==== Listed entries
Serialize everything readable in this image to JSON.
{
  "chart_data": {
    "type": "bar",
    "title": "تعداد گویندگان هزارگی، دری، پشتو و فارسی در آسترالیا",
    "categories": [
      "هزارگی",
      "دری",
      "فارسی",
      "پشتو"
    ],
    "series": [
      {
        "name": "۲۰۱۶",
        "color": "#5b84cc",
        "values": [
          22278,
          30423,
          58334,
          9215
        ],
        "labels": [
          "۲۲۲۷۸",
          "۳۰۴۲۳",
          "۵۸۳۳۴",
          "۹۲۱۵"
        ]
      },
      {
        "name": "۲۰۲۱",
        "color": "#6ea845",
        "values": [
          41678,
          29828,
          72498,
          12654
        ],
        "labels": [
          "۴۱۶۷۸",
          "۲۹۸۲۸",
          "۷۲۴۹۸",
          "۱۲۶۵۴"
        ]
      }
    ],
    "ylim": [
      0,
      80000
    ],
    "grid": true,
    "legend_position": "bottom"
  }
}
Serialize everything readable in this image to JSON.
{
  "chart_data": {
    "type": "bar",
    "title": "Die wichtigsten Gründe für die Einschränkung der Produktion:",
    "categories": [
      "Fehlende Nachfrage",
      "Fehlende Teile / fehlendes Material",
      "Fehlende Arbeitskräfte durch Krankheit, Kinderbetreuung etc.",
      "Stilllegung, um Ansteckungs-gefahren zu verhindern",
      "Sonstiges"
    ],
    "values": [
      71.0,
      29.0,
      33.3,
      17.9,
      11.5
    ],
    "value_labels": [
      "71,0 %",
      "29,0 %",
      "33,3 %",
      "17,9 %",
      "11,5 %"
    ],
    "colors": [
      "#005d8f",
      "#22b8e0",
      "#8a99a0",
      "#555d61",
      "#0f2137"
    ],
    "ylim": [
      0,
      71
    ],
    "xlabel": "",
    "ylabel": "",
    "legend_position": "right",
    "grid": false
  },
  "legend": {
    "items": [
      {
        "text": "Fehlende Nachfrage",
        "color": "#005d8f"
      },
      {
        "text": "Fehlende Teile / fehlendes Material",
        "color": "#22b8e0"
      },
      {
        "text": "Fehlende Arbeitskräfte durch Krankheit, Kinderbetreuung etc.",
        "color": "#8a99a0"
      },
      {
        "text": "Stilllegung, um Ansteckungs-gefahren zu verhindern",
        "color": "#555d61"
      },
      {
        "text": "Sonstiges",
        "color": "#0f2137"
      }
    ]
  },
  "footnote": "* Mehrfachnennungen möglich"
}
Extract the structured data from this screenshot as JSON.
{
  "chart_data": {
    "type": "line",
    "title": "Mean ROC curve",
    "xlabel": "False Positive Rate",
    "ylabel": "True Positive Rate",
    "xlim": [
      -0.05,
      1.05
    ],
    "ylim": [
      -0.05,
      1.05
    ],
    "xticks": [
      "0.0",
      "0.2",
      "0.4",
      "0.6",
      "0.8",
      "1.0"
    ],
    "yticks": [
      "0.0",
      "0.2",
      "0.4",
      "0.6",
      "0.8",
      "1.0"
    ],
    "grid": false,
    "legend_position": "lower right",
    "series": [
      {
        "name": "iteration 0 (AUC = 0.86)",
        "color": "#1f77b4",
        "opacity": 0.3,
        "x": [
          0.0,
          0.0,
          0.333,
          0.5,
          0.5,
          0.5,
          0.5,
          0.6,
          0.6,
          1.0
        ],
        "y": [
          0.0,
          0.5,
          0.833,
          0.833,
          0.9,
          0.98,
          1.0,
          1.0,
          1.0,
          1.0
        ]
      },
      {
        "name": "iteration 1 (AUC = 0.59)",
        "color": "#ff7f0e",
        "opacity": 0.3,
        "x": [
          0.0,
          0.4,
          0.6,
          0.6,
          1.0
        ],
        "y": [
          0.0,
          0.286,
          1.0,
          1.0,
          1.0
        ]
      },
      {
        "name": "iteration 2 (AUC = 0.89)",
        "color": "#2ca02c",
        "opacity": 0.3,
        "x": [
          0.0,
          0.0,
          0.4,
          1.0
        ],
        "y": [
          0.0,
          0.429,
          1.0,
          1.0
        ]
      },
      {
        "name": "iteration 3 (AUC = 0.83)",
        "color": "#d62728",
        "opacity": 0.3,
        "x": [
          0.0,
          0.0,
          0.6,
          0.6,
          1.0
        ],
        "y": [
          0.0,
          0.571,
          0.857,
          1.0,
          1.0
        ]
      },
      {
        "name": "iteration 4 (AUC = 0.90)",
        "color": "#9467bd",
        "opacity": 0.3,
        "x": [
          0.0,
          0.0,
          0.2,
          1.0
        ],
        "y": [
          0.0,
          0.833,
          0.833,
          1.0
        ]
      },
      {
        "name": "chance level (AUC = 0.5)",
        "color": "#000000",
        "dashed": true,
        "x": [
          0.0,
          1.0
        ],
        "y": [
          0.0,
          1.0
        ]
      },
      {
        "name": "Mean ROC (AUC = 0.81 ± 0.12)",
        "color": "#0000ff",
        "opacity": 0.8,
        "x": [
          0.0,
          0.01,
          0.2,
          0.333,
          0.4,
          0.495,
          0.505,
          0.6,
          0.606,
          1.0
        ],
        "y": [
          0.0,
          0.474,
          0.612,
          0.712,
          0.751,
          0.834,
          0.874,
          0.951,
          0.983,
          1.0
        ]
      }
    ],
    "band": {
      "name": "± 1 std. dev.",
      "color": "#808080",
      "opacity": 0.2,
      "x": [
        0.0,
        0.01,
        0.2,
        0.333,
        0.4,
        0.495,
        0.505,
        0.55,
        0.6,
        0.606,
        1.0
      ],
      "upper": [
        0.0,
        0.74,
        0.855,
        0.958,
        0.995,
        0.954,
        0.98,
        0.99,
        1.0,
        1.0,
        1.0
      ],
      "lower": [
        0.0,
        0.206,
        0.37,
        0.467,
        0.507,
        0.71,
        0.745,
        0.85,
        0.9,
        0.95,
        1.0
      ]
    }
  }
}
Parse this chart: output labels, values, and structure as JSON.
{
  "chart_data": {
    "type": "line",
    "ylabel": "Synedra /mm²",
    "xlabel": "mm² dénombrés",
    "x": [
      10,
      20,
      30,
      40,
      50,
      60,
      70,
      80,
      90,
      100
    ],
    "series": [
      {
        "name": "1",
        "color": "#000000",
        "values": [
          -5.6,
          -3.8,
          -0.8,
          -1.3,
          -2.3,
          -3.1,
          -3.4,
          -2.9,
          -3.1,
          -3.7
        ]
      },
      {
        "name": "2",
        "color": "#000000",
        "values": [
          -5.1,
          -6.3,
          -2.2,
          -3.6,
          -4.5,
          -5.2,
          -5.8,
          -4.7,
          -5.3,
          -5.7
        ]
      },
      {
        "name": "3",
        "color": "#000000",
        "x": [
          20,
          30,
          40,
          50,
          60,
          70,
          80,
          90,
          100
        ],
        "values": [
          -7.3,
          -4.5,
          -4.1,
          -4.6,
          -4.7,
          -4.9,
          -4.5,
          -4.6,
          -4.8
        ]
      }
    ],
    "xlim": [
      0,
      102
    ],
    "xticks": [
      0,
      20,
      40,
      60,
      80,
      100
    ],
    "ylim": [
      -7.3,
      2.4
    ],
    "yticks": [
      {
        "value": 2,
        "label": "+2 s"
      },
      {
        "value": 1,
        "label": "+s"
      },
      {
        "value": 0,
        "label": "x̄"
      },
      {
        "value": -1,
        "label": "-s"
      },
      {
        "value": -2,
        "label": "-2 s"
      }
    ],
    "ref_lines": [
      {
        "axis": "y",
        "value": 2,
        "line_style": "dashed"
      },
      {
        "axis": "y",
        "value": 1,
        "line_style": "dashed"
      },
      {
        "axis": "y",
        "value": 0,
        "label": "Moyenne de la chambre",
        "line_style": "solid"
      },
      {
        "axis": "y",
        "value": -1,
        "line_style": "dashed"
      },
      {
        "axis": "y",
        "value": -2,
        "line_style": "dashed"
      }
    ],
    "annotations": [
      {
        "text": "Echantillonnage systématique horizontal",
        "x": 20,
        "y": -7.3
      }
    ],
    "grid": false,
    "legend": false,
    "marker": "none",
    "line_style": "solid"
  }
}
========
Copy every line in the entries above that has the string "text" in it.

        "text": "Fehlende Nachfrage",
        "text": "Fehlende Teile / fehlendes Material",
        "text": "Fehlende Arbeitskräfte durch Krankheit, Kinderbetreuung etc.",
        "text": "Stilllegung, um Ansteckungs-gefahren zu verhindern",
        "text": "Sonstiges",
        "text": "Echantillonnage systématique horizontal",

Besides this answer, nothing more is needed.